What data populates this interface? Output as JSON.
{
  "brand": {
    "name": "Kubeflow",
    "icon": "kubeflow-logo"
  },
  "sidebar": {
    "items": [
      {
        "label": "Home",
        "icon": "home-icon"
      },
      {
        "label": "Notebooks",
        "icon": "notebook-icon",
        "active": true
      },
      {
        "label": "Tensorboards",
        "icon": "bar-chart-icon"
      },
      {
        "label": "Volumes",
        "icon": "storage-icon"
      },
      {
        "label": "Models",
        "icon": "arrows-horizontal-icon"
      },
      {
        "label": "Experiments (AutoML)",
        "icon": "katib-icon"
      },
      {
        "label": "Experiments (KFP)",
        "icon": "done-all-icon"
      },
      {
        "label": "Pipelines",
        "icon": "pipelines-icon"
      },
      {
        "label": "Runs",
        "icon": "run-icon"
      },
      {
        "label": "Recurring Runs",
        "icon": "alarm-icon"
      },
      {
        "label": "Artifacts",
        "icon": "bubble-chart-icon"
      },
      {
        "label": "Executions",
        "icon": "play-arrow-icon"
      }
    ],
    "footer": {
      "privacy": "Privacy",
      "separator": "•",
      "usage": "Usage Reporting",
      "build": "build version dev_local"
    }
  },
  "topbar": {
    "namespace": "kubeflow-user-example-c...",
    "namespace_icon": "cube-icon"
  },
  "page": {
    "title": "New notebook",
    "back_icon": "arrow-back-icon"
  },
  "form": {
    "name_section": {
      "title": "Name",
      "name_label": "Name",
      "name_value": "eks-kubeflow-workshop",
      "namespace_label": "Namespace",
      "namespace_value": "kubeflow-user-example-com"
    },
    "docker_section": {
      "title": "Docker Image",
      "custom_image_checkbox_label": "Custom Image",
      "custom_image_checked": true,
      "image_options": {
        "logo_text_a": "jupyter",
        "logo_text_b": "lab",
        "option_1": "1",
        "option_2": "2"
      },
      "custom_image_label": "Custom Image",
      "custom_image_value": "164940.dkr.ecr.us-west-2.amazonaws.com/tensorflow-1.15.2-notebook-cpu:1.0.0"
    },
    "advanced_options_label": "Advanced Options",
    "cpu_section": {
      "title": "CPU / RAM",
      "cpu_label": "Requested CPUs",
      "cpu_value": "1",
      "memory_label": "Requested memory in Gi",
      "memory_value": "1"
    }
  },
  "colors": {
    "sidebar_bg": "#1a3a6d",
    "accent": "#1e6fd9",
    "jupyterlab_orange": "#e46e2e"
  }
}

§ §

### DESCRIPTION OF THE TASK
Show the data once more, exactly as it was written.

### FINAL RESULT
What data populates this interface? Output as JSON.
{
  "brand": {
    "name": "Kubeflow",
    "icon": "kubeflow-logo"
  },
  "sidebar": {
    "items": [
      {
        "label": "Home",
        "icon": "home-icon"
      },
      {
        "label": "Notebooks",
        "icon": "notebook-icon",
        "active": true
      },
      {
        "label": "Tensorboards",
        "icon": "bar-chart-icon"
      },
      {
        "label": "Volumes",
        "icon": "storage-icon"
      },
      {
        "label": "Models",
        "icon": "arrows-horizontal-icon"
      },
      {
        "label": "Experiments (AutoML)",
        "icon": "katib-icon"
      },
      {
        "label": "Experiments (KFP)",
        "icon": "done-all-icon"
      },
      {
        "label": "Pipelines",
        "icon": "pipelines-icon"
      },
      {
        "label": "Runs",
        "icon": "run-icon"
      },
      {
        "label": "Recurring Runs",
        "icon": "alarm-icon"
      },
      {
        "label": "Artifacts",
        "icon": "bubble-chart-icon"
      },
      {
        "label": "Executions",
        "icon": "play-arrow-icon"
      }
    ],
    "footer": {
      "privacy": "Privacy",
      "separator": "•",
      "usage": "Usage Reporting",
      "build": "build version dev_local"
    }
  },
  "topbar": {
    "namespace": "kubeflow-user-example-c...",
    "namespace_icon": "cube-icon"
  },
  "page": {
    "title": "New notebook",
    "back_icon": "arrow-back-icon"
  },
  "form": {
    "name_section": {
      "title": "Name",
      "name_label": "Name",
      "name_value": "eks-kubeflow-workshop",
      "namespace_label": "Namespace",
      "namespace_value": "kubeflow-user-example-com"
    },
    "docker_section": {
      "title": "Docker Image",
      "custom_image_checkbox_label": "Custom Image",
      "custom_image_checked": true,
      "image_options": {
        "logo_text_a": "jupyter",
        "logo_text_b": "lab",
        "option_1": "1",
        "option_2": "2"
      },
      "custom_image_label": "Custom Image",
      "custom_image_value": "164940.dkr.ecr.us-west-2.amazonaws.com/tensorflow-1.15.2-notebook-cpu:1.0.0"
    },
    "advanced_options_label": "Advanced Options",
    "cpu_section": {
      "title": "CPU / RAM",
      "cpu_label": "Requested CPUs",
      "cpu_value": "1",
      "memory_label": "Requested memory in Gi",
      "memory_value": "1"
    }
  },
  "colors": {
    "sidebar_bg": "#1a3a6d",
    "accent": "#1e6fd9",
    "jupyterlab_orange": "#e46e2e"
  }
}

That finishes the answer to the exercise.